>> BEGIN DATA SHOWN

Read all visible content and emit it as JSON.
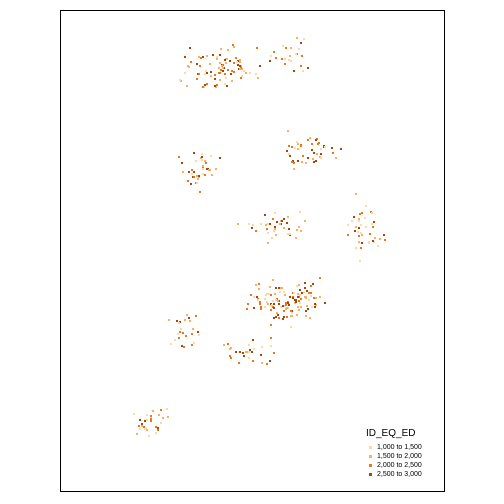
{
  "map": {
    "legend": {
      "title": "ID_EQ_ED",
      "classes": [
        {
          "label": "1,000 to 1,500",
          "color": "#fdd9a8"
        },
        {
          "label": "1,500 to 2,000",
          "color": "#fdae61"
        },
        {
          "label": "2,000 to 2,500",
          "color": "#e8781f"
        },
        {
          "label": "2,500 to 3,000",
          "color": "#a6460c"
        }
      ]
    }
  }
}
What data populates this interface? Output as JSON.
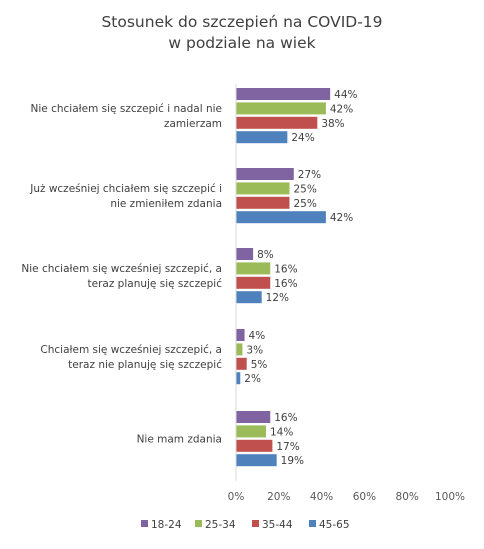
{
  "chart_data": {
    "type": "bar",
    "orientation": "horizontal",
    "title_lines": [
      "Stosunek do szczepień na COVID-19",
      "w podziale na wiek"
    ],
    "categories": [
      [
        "Nie chciałem się szczepić i nadal nie",
        "zamierzam"
      ],
      [
        "Już wcześniej chciałem się szczepić i",
        "nie zmieniłem zdania"
      ],
      [
        "Nie chciałem się wcześniej szczepić, a",
        "teraz planuję się szczepić"
      ],
      [
        "Chciałem się wcześniej szczepić, a",
        "teraz nie planuję się szczepić"
      ],
      [
        "Nie mam zdania"
      ]
    ],
    "series": [
      {
        "name": "18-24",
        "color": "#8064a2",
        "values": [
          44,
          27,
          8,
          4,
          16
        ]
      },
      {
        "name": "25-34",
        "color": "#9bbb59",
        "values": [
          42,
          25,
          16,
          3,
          14
        ]
      },
      {
        "name": "35-44",
        "color": "#c0504d",
        "values": [
          38,
          25,
          16,
          5,
          17
        ]
      },
      {
        "name": "45-65",
        "color": "#4f81bd",
        "values": [
          24,
          42,
          12,
          2,
          19
        ]
      }
    ],
    "value_suffix": "%",
    "xlim": [
      0,
      100
    ],
    "xticks": [
      "0%",
      "20%",
      "40%",
      "60%",
      "80%",
      "100%"
    ],
    "grid": false,
    "legend_position": "bottom"
  }
}
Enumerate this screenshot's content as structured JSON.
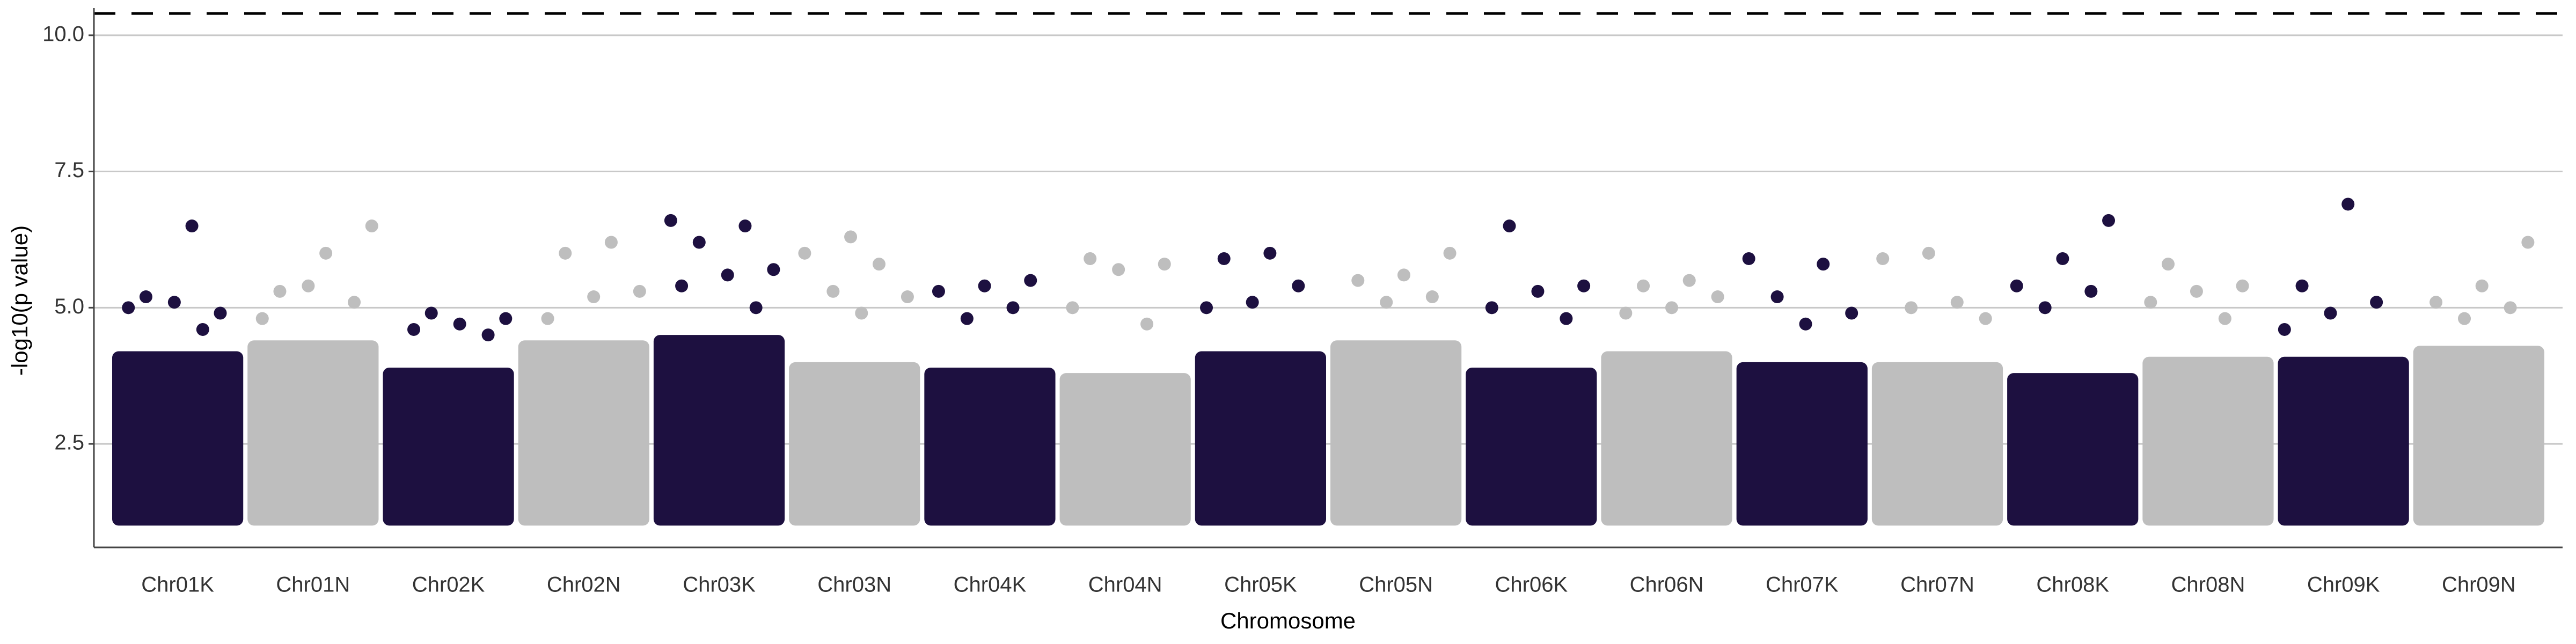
{
  "chart_data": {
    "type": "manhattan",
    "y_label": "-log10(p value)",
    "x_label": "Chromosome",
    "categories": [
      "Chr01K",
      "Chr01N",
      "Chr02K",
      "Chr02N",
      "Chr03K",
      "Chr03N",
      "Chr04K",
      "Chr04N",
      "Chr05K",
      "Chr05N",
      "Chr06K",
      "Chr06N",
      "Chr07K",
      "Chr07N",
      "Chr08K",
      "Chr08N",
      "Chr09K",
      "Chr09N"
    ],
    "colors": [
      "#1d1040",
      "#bebebe"
    ],
    "floor": 1.0,
    "band_top": [
      4.2,
      4.4,
      3.9,
      4.4,
      4.5,
      4.0,
      3.9,
      3.8,
      4.2,
      4.4,
      3.9,
      4.2,
      4.0,
      4.0,
      3.8,
      4.1,
      4.1,
      4.3
    ],
    "values": [
      [
        6.5,
        5.2,
        4.9,
        5.1,
        5.0,
        4.6
      ],
      [
        6.5,
        6.0,
        5.3,
        5.1,
        5.4,
        4.8
      ],
      [
        4.9,
        4.8,
        4.7,
        4.6,
        4.5
      ],
      [
        6.2,
        6.0,
        5.3,
        5.2,
        4.8
      ],
      [
        6.6,
        6.5,
        6.2,
        5.7,
        5.6,
        5.4,
        5.0
      ],
      [
        6.3,
        6.0,
        5.8,
        5.3,
        5.2,
        4.9
      ],
      [
        5.5,
        5.4,
        5.3,
        5.0,
        4.8
      ],
      [
        5.9,
        5.8,
        5.7,
        5.0,
        4.7
      ],
      [
        6.0,
        5.9,
        5.4,
        5.1,
        5.0
      ],
      [
        6.0,
        5.6,
        5.5,
        5.2,
        5.1
      ],
      [
        6.5,
        5.4,
        5.3,
        5.0,
        4.8
      ],
      [
        5.5,
        5.4,
        5.2,
        5.0,
        4.9
      ],
      [
        5.9,
        5.8,
        5.2,
        4.9,
        4.7
      ],
      [
        6.0,
        5.9,
        5.1,
        5.0,
        4.8
      ],
      [
        6.6,
        5.9,
        5.4,
        5.3,
        5.0
      ],
      [
        5.8,
        5.4,
        5.3,
        5.1,
        4.8
      ],
      [
        6.9,
        5.4,
        5.1,
        4.9,
        4.6
      ],
      [
        6.2,
        5.4,
        5.1,
        5.0,
        4.8
      ]
    ],
    "threshold": 10.4,
    "ylim": [
      0.6,
      10.5
    ],
    "yticks": [
      2.5,
      5.0,
      7.5,
      10.0
    ],
    "grid": true
  }
}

>> END DATA SHOWN

> EXERCISE REQUIREMENTS
Reproduce all of the material above word for word. Omit the pictures.

> TASK OUTPUT
Read all visible content and emit it as JSON.
{
  "map": {
    "legend": {
      "title": "ID_EQ_ED",
      "classes": [
        {
          "label": "1,000 to 1,500",
          "color": "#fdd9a8"
        },
        {
          "label": "1,500 to 2,000",
          "color": "#fdae61"
        },
        {
          "label": "2,000 to 2,500",
          "color": "#e8781f"
        },
        {
          "label": "2,500 to 3,000",
          "color": "#a6460c"
        }
      ]
    }
  }
}
What data populates this interface? Output as JSON.
{
  "chart_data": {
    "type": "bar",
    "orientation": "horizontal",
    "title_lines": [
      "Stosunek do szczepień na COVID-19",
      "w podziale na wiek"
    ],
    "categories": [
      [
        "Nie chciałem się szczepić i nadal nie",
        "zamierzam"
      ],
      [
        "Już wcześniej chciałem się szczepić i",
        "nie zmieniłem zdania"
      ],
      [
        "Nie chciałem się wcześniej szczepić, a",
        "teraz planuję się szczepić"
      ],
      [
        "Chciałem się wcześniej szczepić, a",
        "teraz nie planuję się szczepić"
      ],
      [
        "Nie mam zdania"
      ]
    ],
    "series": [
      {
        "name": "18-24",
        "color": "#8064a2",
        "values": [
          44,
          27,
          8,
          4,
          16
        ]
      },
      {
        "name": "25-34",
        "color": "#9bbb59",
        "values": [
          42,
          25,
          16,
          3,
          14
        ]
      },
      {
        "name": "35-44",
        "color": "#c0504d",
        "values": [
          38,
          25,
          16,
          5,
          17
        ]
      },
      {
        "name": "45-65",
        "color": "#4f81bd",
        "values": [
          24,
          42,
          12,
          2,
          19
        ]
      }
    ],
    "value_suffix": "%",
    "xlim": [
      0,
      100
    ],
    "xticks": [
      "0%",
      "20%",
      "40%",
      "60%",
      "80%",
      "100%"
    ],
    "grid": false,
    "legend_position": "bottom"
  }
}
Enumerate this screenshot's content as structured JSON.
{
  "chart_data": {
    "type": "manhattan",
    "y_label": "-log10(p value)",
    "x_label": "Chromosome",
    "categories": [
      "Chr01K",
      "Chr01N",
      "Chr02K",
      "Chr02N",
      "Chr03K",
      "Chr03N",
      "Chr04K",
      "Chr04N",
      "Chr05K",
      "Chr05N",
      "Chr06K",
      "Chr06N",
      "Chr07K",
      "Chr07N",
      "Chr08K",
      "Chr08N",
      "Chr09K",
      "Chr09N"
    ],
    "colors": [
      "#1d1040",
      "#bebebe"
    ],
    "floor": 1.0,
    "band_top": [
      4.2,
      4.4,
      3.9,
      4.4,
      4.5,
      4.0,
      3.9,
      3.8,
      4.2,
      4.4,
      3.9,
      4.2,
      4.0,
      4.0,
      3.8,
      4.1,
      4.1,
      4.3
    ],
    "values": [
      [
        6.5,
        5.2,
        4.9,
        5.1,
        5.0,
        4.6
      ],
      [
        6.5,
        6.0,
        5.3,
        5.1,
        5.4,
        4.8
      ],
      [
        4.9,
        4.8,
        4.7,
        4.6,
        4.5
      ],
      [
        6.2,
        6.0,
        5.3,
        5.2,
        4.8
      ],
      [
        6.6,
        6.5,
        6.2,
        5.7,
        5.6,
        5.4,
        5.0
      ],
      [
        6.3,
        6.0,
        5.8,
        5.3,
        5.2,
        4.9
      ],
      [
        5.5,
        5.4,
        5.3,
        5.0,
        4.8
      ],
      [
        5.9,
        5.8,
        5.7,
        5.0,
        4.7
      ],
      [
        6.0,
        5.9,
        5.4,
        5.1,
        5.0
      ],
      [
        6.0,
        5.6,
        5.5,
        5.2,
        5.1
      ],
      [
        6.5,
        5.4,
        5.3,
        5.0,
        4.8
      ],
      [
        5.5,
        5.4,
        5.2,
        5.0,
        4.9
      ],
      [
        5.9,
        5.8,
        5.2,
        4.9,
        4.7
      ],
      [
        6.0,
        5.9,
        5.1,
        5.0,
        4.8
      ],
      [
        6.6,
        5.9,
        5.4,
        5.3,
        5.0
      ],
      [
        5.8,
        5.4,
        5.3,
        5.1,
        4.8
      ],
      [
        6.9,
        5.4,
        5.1,
        4.9,
        4.6
      ],
      [
        6.2,
        5.4,
        5.1,
        5.0,
        4.8
      ]
    ],
    "threshold": 10.4,
    "ylim": [
      0.6,
      10.5
    ],
    "yticks": [
      2.5,
      5.0,
      7.5,
      10.0
    ],
    "grid": true
  }
}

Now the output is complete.